* begin *

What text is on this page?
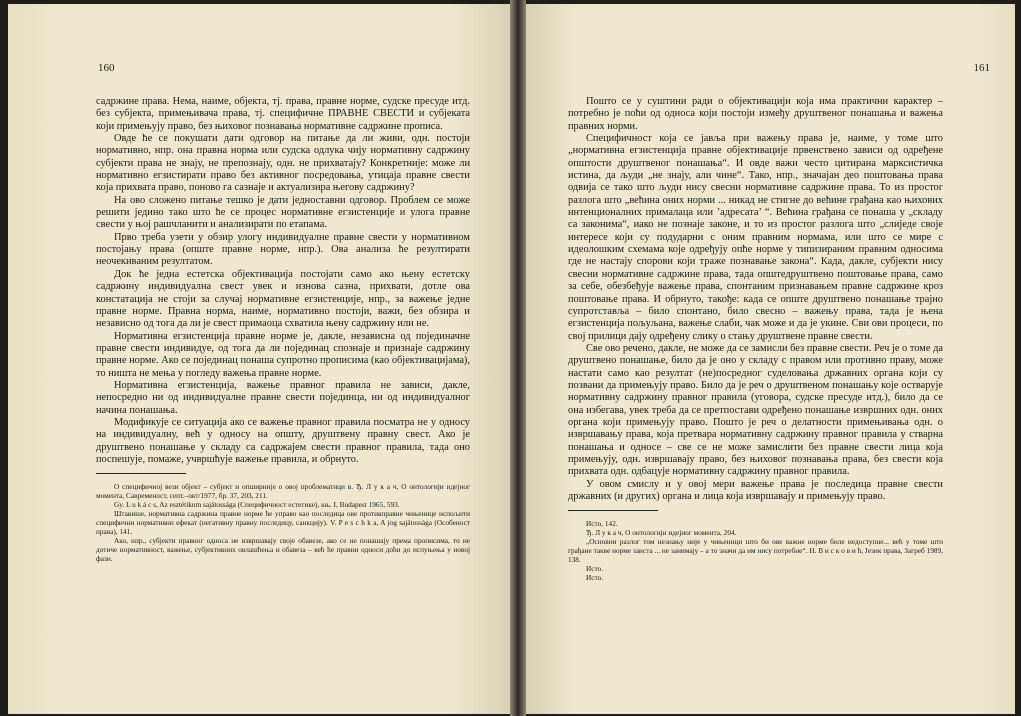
160

садржине права. Нема, наиме, објекта, тј. права, правне норме, судске пресуде итд. без субјекта, примењивача права, тј. специфичне ПРАВНЕ СВЕСТИ и субјеката који примењују право, без њиховог познавања нормативне садржине прописа.

Овде ће се покушати дати одговор на питање да ли живи, одн. постоји нормативно, нпр. она правна норма или судска одлука чију нормативну садржину субјекти права не знају, не препознају, одн. не прихватају? Конкретније: може ли нормативно егзистирати право без активног посредовања, утицаја правне свести која прихвата право, поново га сазнаје и актуализира његову садржину?

На ово сложено питање тешко је дати једноставни одговор. Проблем се може решити једино тако што ће се процес нормативне егзистенције и улога правне свести у њој рашчланити и анализирати по етапама.

Прво треба узети у обзир улогу индивидуалне правне свести у нормативном постојању права (опште правне норме, нпр.). Ова анализа ће резултирати неочекиваним резултатом.

Док ће једна естетска објективација постојати само ако њену естетску садржину индивидуална свест увек и изнова сазна, прихвати, дотле ова констатација не стоји за случај нормативне егзистенције, нпр., за важење једне правне норме. Правна норма, наиме, нормативно постоји, важи, без обзира и независно од тога да ли је свест примаоца схватила њену садржину или не.

Нормативна егзистенција правне норме је, дакле, независна од појединачне правне свести индивидуе, од тога да ли појединац спознаје и признаје садржину правне норме. Ако се појединац понаша супротно прописима (као објективацијама), то ништа не мења у погледу важења правне норме.

Нормативна егзистенција, важење правног правила не зависи, дакле, непосредно ни од индивидуалне правне свести појединца, ни од индивидуалног начина понашања.

Модификује се ситуација ако се важење правног правила посматра не у односу на индивидуалну, већ у односу на општу, друштвену правну свест. Ако је друштвено понашање у складу са садржајем свести правног правила, тада оно поспешује, помаже, учвршћује важење правила, и обрнуто.

О специфичној вези објект – субјект и опширније о овој проблематици в. Ђ. Л у к а ч, О онтологији идејног момента, Савременост, септ.–окт/1977, бр. 37, 203, 211.

Gy. L u k á c s, Az esztétikum sajátossága (Специфичност естетике), књ. I, Budapest 1965, 593.

Штавише, нормативна садржина правне норме ће управо као последица ове противправне чињенице испољити специфични нормативни ефекат (негативну правну последицу, санкцију). V. P e s c h k a, A jog sajátossága (Особеност права), 141.

Ако, нпр., субјекти правног односа не извршавају своје обавезе, ако се не понашају према прописима, то не дотиче нормативност, важење, субјективних овлашћења и обавеза – већ ће правни односи доћи до испуњења у новој фази.

161

Пошто се у суштини ради о објективацији која има практични карактер – потребно је поћи од односа који постоји између друштвеног понашања и важења правних норми.

Специфичност која се јавља при важењу права је, наиме, у томе што „нормативна егзистенција правне објективације првенствено зависи од одређене општости друштвеног понашања“. И овде важи често цитирана марксистичка истина, да људи „не знају, али чине“. Тако, нпр., значајан део поштовања права одвија се тако што људи нису свесни нормативне садржине права. То из простог разлога што „већина оних норми ... никад не стигне до већине грађана као њихових интенционалних прималаца или ’адресата’ “. Већина грађана се понаша у „складу са законима“, иако не познаје законе, и то из простог разлога што „слиједе своје интересе који су подударни с оним правним нормама, или што се мире с идеолошким схемама које одређују опће норме у типизираним правним односима где не настају спорови који траже познавање закона“. Када, дакле, субјекти нису свесни нормативне садржине права, тада општедруштвено поштовање права, само за себе, обезбеђује важење права, спонтаним признавањем правне садржине кроз поштовање права. И обрнуто, такође: када се опште друштвено понашање трајно супротставља – било спонтано, било свесно – важењу права, тада је њена егзистенција пољуљана, важење слаби, чак може и да је укине. Сви ови процеси, по свој прилици дају одређену слику о стању друштвене правне свести.

Све ово речено, дакле, не може да се замисли без правне свести. Реч је о томе да друштвено понашање, било да је оно у складу с правом или противно праву, може настати само као резултат (не)посредног суделовања државних органа који су позвани да примењују право. Било да је реч о друштвеном понашању које остварује нормативну садржину правног правила (уговора, судске пресуде итд.), било да се она избегава, увек треба да се претпостави одређено понашање извршних одн. оних органа који примењују право. Пошто је реч о делатности примењивања одн. о извршавању права, која претвара нормативну садржину правног правила у стварна понашања и односе – све се не може замислити без правне свести лица која примењују, одн. извршавају право, без њиховог познавања права, без свести која прихвата одн. одбацује нормативну садржину правног правила.

У овом смислу и у овој мери важење права је последица правне свести државних (и других) органа и лица која извршавају и примењују право.

Исто, 142.

Ђ. Л у к а ч, О онтологији идејног момента, 204.

„Основни разлог том незнању није у чињеници што би ове важне норме биле недоступне... већ у томе што грађане такве норме заиста ... не занимају – а то значи да им нису потребне“. Н. В и с к о в и ћ, Језик права, Загреб 1989, 138.

Исто.

Исто.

* end *

_TASK PROMPT_
Locate the lines above that contain "важи" and copy them.

_SOLVED EXERCISE_
Док ће једна естетска објективација постојати само ако њену естетску садржину индивидуална свест увек и изнова сазна, прихвати, дотле ова констатација не стоји за случај нормативне егзистенције, нпр., за важење једне правне норме. Правна норма, наиме, нормативно постоји, важи, без обзира и независно од тога да ли је свест примаоца схватила њену садржину или не.
Специфичност која се јавља при важењу права је, наиме, у томе што „нормативна егзистенција правне објективације првенствено зависи од одређене општости друштвеног понашања“. И овде важи често цитирана марксистичка истина, да људи „не знају, али чине“. Тако, нпр., значајан део поштовања права одвија се тако што људи нису свесни нормативне садржине права. То из простог разлога што „већина оних норми ... никад не стигне до већине грађана као њихових интенционалних прималаца или ’адресата’ “. Већина грађана се понаша у „складу са законима“, иако не познаје законе, и то из простог разлога што „слиједе своје интересе који су подударни с оним правним нормама, или што се мире с идеолошким схемама које одређују опће норме у типизираним правним односима где не настају спорови који траже познавање закона“. Када, дакле, субјекти нису свесни нормативне садржине права, тада општедруштвено поштовање права, само за себе, обезбеђује важење права, спонтаним признавањем правне садржине кроз поштовање права. И обрнуто, такође: када се опште друштвено понашање трајно супротставља – било спонтано, било свесно – важењу права, тада је њена егзистенција пољуљана, важење слаби, чак може и да је укине. Сви ови процеси, по свој прилици дају одређену слику о стању друштвене правне свести.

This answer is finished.